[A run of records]
★ ★ ★

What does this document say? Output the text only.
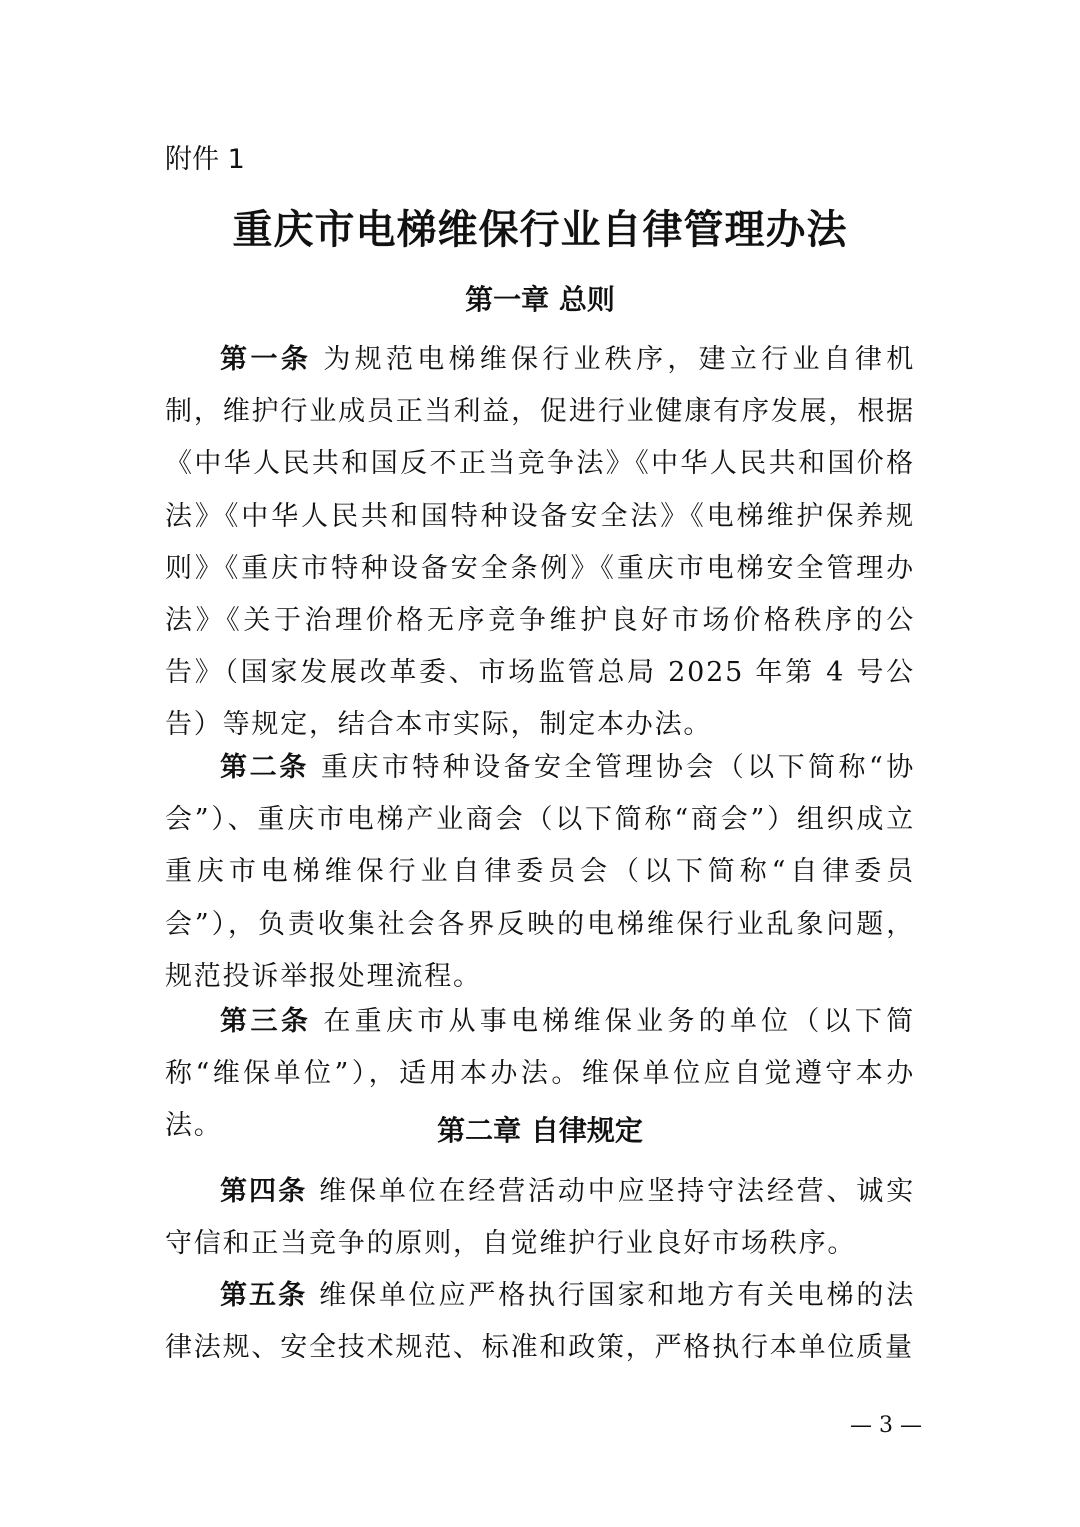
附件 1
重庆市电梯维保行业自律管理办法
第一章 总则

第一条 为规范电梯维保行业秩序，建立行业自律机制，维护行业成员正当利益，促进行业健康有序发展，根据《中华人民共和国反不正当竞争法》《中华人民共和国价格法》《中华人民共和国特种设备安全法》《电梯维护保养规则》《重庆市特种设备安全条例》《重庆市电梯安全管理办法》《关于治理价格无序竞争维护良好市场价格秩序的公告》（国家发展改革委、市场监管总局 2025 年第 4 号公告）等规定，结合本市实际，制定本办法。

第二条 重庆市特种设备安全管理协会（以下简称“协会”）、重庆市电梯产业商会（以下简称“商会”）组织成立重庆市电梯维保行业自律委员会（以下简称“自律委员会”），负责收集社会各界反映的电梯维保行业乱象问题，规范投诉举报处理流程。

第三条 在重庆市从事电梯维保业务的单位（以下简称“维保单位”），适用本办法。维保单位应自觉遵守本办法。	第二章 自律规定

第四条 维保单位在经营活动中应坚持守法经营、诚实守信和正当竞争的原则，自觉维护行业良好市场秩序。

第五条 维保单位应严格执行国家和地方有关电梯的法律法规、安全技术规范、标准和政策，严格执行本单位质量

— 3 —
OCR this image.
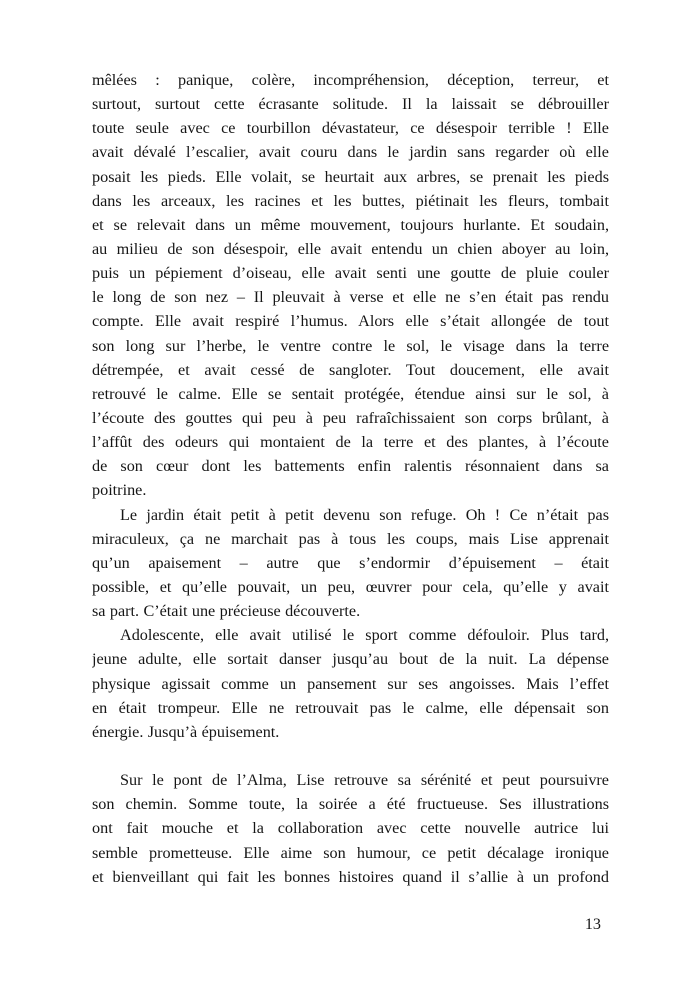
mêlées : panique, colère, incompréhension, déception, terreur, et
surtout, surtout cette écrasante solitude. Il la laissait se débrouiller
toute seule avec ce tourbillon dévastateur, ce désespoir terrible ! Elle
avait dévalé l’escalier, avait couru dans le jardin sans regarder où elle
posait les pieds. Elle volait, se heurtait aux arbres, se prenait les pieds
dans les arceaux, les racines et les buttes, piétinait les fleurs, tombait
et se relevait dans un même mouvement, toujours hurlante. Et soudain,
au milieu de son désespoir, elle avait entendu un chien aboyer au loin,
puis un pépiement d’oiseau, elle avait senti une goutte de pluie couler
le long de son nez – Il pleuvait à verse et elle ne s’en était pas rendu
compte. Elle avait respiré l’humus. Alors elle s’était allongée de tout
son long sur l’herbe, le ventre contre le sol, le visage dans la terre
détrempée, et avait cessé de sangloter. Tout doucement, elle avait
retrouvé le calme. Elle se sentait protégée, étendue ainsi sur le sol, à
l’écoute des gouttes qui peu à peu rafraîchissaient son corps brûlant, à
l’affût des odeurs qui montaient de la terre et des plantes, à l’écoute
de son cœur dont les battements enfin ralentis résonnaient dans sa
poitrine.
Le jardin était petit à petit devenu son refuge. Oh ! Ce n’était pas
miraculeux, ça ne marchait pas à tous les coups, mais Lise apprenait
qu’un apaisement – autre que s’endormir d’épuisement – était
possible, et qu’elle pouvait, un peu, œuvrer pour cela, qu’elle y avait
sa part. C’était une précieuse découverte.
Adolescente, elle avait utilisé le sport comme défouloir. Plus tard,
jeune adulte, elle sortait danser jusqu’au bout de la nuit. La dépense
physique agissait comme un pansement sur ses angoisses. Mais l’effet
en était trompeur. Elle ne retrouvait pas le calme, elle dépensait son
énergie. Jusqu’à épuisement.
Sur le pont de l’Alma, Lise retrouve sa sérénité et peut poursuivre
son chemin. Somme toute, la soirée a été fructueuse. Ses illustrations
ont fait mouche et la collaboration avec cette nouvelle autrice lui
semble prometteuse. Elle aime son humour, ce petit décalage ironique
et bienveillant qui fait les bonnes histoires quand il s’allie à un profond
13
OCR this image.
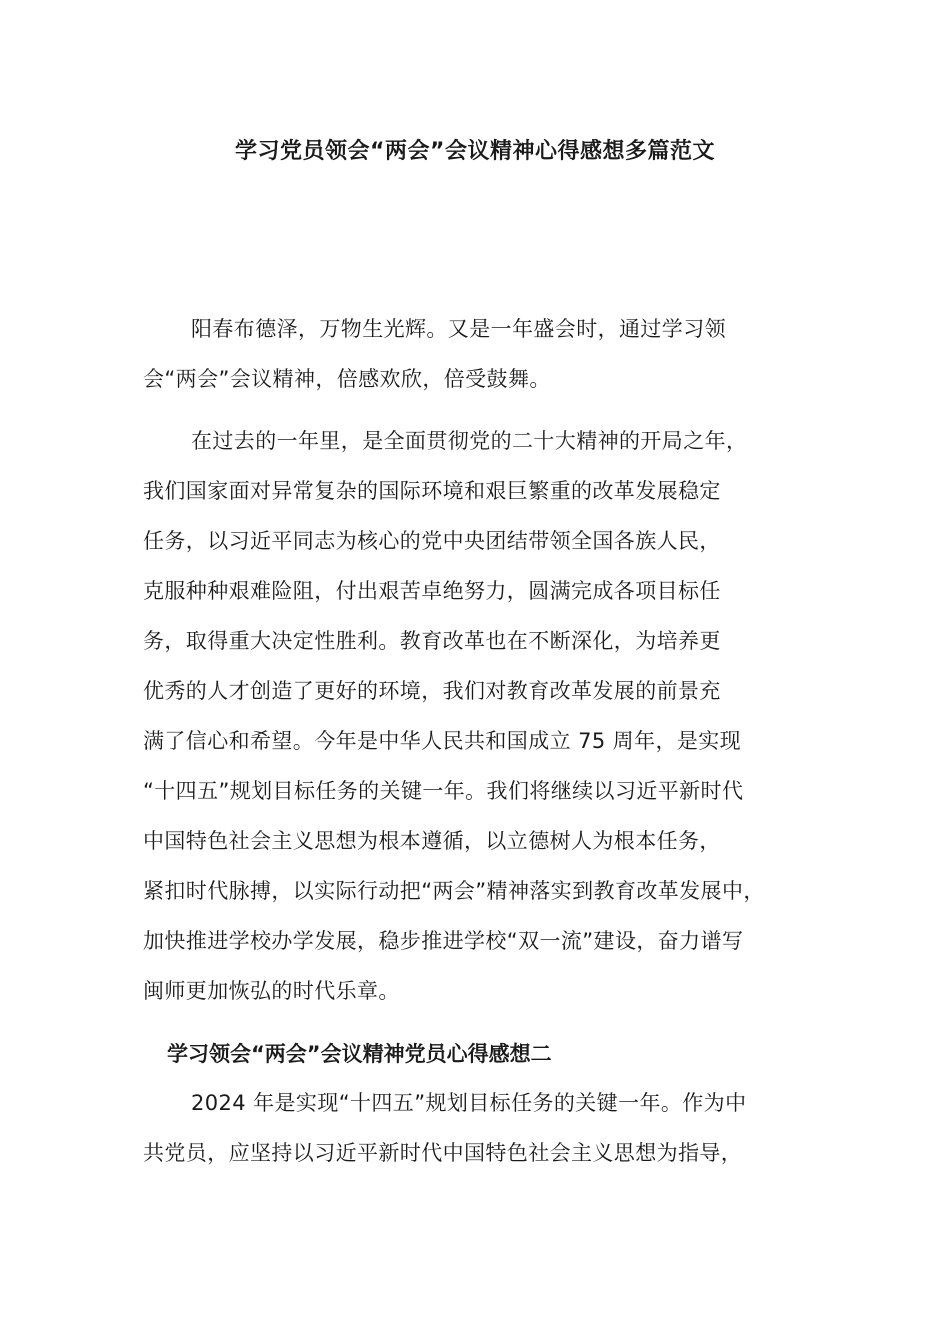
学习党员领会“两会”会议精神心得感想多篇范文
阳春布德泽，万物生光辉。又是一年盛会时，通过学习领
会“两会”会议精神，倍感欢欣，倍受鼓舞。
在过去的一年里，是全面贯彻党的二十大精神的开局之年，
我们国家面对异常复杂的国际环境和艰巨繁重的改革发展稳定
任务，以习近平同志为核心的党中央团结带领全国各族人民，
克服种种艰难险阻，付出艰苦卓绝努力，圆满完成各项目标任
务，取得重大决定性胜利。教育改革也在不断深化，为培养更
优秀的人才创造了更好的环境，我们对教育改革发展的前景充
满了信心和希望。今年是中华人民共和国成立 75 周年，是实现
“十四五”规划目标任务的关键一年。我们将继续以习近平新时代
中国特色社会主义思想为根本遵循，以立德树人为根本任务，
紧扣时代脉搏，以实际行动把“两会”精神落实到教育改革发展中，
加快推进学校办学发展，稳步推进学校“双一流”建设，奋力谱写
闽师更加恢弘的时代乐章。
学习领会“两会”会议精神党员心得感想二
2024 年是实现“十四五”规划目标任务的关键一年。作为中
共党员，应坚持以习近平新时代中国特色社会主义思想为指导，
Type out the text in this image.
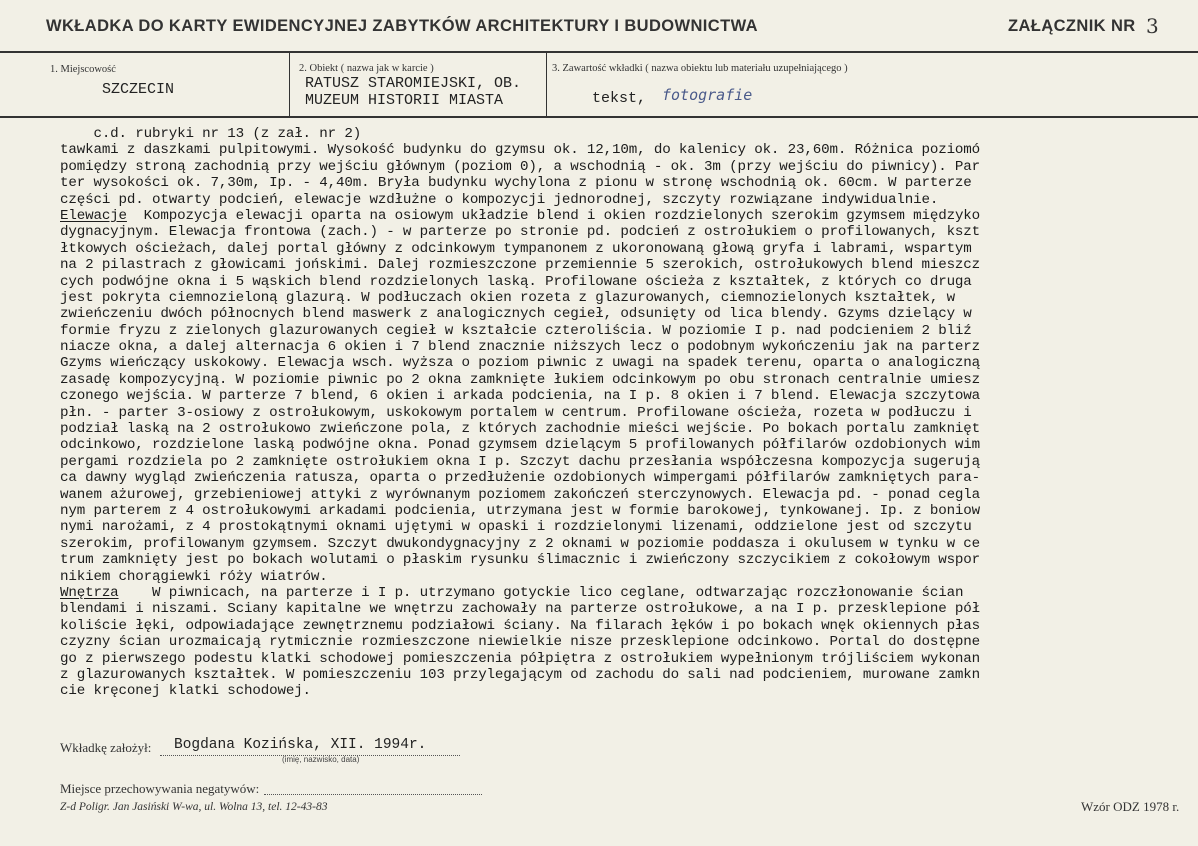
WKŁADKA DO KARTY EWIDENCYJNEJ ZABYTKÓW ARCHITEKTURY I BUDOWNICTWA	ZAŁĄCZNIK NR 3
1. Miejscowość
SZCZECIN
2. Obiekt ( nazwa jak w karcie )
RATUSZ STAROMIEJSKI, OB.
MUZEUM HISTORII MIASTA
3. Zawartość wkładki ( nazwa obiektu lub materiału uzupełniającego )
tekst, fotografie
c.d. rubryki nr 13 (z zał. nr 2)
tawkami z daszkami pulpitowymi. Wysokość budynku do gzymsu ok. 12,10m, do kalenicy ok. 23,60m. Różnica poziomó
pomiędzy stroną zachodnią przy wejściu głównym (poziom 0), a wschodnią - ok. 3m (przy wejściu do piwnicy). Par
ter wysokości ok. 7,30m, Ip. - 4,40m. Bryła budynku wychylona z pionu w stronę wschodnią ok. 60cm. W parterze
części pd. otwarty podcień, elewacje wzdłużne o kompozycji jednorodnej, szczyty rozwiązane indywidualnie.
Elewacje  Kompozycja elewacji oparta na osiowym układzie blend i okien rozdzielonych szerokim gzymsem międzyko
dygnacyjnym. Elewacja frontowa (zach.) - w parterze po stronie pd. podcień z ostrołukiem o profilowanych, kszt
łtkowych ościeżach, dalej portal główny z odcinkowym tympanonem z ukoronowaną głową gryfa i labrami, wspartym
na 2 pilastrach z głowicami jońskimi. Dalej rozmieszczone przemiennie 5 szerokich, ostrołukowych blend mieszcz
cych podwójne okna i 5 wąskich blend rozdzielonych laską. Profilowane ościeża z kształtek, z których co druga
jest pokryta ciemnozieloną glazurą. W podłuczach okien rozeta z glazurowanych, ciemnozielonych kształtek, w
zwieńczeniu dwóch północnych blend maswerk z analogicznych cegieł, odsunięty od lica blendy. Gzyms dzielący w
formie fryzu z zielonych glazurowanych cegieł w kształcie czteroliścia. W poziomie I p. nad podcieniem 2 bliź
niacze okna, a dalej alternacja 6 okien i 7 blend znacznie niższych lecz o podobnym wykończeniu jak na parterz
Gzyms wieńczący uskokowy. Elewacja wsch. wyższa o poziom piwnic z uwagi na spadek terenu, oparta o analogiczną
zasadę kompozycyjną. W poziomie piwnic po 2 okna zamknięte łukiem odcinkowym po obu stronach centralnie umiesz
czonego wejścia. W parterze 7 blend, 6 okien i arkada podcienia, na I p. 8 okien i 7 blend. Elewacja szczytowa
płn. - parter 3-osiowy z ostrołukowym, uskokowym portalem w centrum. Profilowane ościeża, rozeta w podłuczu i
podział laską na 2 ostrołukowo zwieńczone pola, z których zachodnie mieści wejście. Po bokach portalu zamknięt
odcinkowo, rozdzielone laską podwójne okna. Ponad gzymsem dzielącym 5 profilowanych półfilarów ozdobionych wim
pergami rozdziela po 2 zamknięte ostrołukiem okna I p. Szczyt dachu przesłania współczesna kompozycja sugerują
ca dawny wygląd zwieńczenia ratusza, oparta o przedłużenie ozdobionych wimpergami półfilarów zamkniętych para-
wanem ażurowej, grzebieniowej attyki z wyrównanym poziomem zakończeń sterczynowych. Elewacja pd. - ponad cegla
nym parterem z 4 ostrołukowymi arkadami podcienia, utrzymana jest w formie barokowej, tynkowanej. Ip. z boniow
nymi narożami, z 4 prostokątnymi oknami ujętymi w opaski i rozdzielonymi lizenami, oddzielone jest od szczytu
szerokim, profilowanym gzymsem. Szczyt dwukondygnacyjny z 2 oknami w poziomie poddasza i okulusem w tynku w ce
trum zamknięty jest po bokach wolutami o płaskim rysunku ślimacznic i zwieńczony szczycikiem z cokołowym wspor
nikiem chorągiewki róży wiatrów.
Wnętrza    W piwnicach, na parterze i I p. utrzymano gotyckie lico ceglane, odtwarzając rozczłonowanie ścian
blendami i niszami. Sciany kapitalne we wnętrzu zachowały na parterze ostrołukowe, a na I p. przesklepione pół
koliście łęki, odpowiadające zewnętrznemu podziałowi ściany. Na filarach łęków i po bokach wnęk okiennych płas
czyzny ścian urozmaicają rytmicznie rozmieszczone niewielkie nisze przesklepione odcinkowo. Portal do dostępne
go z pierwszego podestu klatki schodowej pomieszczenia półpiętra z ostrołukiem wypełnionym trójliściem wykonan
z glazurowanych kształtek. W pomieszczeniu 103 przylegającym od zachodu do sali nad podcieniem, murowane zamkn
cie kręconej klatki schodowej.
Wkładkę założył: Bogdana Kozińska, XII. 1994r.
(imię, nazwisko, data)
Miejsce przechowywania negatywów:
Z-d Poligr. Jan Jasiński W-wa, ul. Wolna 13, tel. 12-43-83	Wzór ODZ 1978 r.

★ ★ ★

- [WORK REQUIRED]: Count the lines in the entries above that include the string "以下简称", then give only that figure.

- [SOLUTION TO THIS EXERCISE]: 2